2023 AAAFF Award Winners
HONORABLE MENTIONS
Audience Awards
2023 AAAFF Jury
For each film festival, AAAFF assembles a Narrative & Documentary Jury of peers from the film and entertainment industry to select awards. Categories include jury selections for feature and short films. Short films up for jury consideration are eligible for a $250 award.
Narrative Jury
Sarah Kambe Holland
Sarah Kambe Holland is a film director working between Austin, TX and New York City. She is best known for her debut feature film, Egghead & Twinkie, for which she was also the screenwriter, co-producer, and co-editor. The film is currently screening at festivals all over the world, including TIFF Next Wave, BFI Flare, the Seattle International Film Festival, and the Florida Film Festival, where it took home the Audience Award for Best Film.
Leading up to her feature debut, Holland directed a number of narrative shorts, including the ten-minute documentary, "Lady Bikers", filmed on location in Kolkata, India. In 2019, she received the Best Directing Award from the Women Making a Scene International Film Project.
Holland makes her living by directing commercial work for clients. She loves working with emerging talent and developing multi-faceted characters, with a special focus on telling queer and Asian American stories.
jazmyne moreno
Jazmyne Moreno joined the Austin Film Society as Associate Programmer in Summer 2021. Before she joined AFS, she was a freelance film programmer.
Series she programmed and co-programmed for the Alamo Drafthouse and Austin Film Society include “Burn Hollywood Burn: The Early Films of Spike Lee,” Weird Wednesday with Laird Jimenez (Alamo Drafthouse), and “Deep End”, a monthly cult film series (AFS).

EXERCISES TO COMPLETE:
1 > Reproduce the stretch of the AAAFF jury text from "2023 AAAFF Award" through "a $250 award.".
2 > Continue the AAAFF jury text, starting right after its last sentence.

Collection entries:
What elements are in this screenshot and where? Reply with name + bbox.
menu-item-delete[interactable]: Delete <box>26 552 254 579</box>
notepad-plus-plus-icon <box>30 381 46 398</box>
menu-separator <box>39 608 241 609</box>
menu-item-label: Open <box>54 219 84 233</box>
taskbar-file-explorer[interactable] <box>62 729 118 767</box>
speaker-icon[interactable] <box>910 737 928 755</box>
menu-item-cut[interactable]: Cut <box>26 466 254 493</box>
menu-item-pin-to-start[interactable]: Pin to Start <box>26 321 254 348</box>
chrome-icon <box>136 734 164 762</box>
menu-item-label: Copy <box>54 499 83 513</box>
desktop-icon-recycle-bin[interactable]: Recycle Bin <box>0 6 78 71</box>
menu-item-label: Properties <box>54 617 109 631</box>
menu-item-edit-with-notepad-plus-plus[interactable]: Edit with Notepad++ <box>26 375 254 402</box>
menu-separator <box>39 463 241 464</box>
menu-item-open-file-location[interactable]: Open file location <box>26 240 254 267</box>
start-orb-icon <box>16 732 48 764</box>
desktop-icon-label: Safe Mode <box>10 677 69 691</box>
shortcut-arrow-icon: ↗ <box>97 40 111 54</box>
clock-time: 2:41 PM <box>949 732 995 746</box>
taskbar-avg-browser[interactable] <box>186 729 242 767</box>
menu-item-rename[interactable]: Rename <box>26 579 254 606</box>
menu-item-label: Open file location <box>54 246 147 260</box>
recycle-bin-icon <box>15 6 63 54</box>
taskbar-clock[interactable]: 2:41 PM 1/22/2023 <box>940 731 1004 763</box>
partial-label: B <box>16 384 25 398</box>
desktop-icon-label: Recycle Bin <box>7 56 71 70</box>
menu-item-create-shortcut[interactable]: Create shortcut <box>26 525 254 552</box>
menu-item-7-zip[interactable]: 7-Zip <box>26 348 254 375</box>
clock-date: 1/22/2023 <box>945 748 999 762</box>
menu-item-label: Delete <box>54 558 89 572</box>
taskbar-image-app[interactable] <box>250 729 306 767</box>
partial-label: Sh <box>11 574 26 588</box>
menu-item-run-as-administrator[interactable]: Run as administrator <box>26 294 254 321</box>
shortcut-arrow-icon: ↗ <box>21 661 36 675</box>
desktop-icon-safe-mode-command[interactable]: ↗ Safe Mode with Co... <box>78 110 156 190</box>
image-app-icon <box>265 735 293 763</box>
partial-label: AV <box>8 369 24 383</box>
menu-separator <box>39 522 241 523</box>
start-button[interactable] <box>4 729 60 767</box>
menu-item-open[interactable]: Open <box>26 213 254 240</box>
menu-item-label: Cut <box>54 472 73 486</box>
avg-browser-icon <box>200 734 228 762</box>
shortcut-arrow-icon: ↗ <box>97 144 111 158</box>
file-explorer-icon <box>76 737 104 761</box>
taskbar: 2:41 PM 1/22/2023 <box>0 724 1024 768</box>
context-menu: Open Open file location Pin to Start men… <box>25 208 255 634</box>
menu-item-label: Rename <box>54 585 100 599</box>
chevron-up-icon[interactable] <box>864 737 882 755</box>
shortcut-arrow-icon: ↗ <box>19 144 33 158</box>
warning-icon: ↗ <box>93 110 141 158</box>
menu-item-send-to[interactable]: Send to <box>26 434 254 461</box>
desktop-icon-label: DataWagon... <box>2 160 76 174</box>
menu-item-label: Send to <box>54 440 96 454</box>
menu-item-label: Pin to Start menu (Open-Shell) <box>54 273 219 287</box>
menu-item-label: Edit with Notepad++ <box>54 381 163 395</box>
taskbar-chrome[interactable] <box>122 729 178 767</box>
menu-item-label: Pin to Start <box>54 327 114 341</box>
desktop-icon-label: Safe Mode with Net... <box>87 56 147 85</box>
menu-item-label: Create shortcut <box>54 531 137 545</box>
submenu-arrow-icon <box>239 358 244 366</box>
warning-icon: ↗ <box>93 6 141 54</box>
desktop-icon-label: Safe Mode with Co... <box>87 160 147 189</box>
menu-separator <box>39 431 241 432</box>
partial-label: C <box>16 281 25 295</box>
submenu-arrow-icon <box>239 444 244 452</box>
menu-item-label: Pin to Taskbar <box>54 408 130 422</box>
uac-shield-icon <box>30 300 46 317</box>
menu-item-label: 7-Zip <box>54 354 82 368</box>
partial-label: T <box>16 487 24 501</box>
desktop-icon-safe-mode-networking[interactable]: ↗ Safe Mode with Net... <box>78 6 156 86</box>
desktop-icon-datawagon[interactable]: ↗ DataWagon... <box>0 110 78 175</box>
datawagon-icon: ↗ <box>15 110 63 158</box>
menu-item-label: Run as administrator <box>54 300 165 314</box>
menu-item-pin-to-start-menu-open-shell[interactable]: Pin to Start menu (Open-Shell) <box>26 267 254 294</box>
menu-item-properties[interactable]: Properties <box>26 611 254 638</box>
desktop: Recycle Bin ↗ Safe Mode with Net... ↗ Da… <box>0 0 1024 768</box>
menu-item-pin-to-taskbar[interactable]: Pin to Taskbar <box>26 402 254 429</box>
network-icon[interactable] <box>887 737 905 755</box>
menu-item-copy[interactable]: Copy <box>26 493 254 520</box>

TASK-BY-TASK OUTPUTS:
1 >
2023 AAAFF Award Winners
HONORABLE MENTIONS
Audience Awards
2023 AAAFF Jury
For each film festival, AAAFF assembles a Narrative & Documentary Jury of peers from the film and entertainment industry to select awards. Categories include jury selections for feature and short films. Short films up for jury consideration are eligible for a $250 award.

2 >
In 2019, she produced a live music and screening collaboration with Holodeck Records for RA: PATH OF THE SUN GOD for SXSW, marking the film’s US premiere. She is currently a programmer and host of the weekly series “Lates” at the Austin Film Society and Lead Programmer of the Houston Cinema Arts Festival.
Her work has been featured in The Austin Chronicle, Criterion’s The Current, and Sightlines Magazine among others.
Documentary Jury
Ái Vuong
Ái Vuong is a Vietnamese-born and Texas-bred filmmaker. She co-founded TÁPI Story in 2018, a production company that focuses on human-centered stories told from a systemic perspective with compassion, empathy and dignity.
In 2021, TÁPI Story was awarded a Silver Telly for their short film, “Remember Love”, documenting the memories of the orphaned children of the war on drugs in the Philippines. “La Cosecha,” a short documentary she produced and co-wrote, premiered at SXSW as part of the Texas Shorts Competition in 2023.
Her films have been showcased internationally, along with recent screenings at CineFestival (San Antonio, TX) and the Austin Asian American Film Festival. Ái was recently named a Tory Burch Foundation Fellow in 2023. Prior to receiving a master’s in NGO Management and Public Policy from NYU, she worked in Vietnam for 6 years on youth development and leadership. She served as the Executive Director of a local NGO in Vietnam called the Friends of Hue Foundation.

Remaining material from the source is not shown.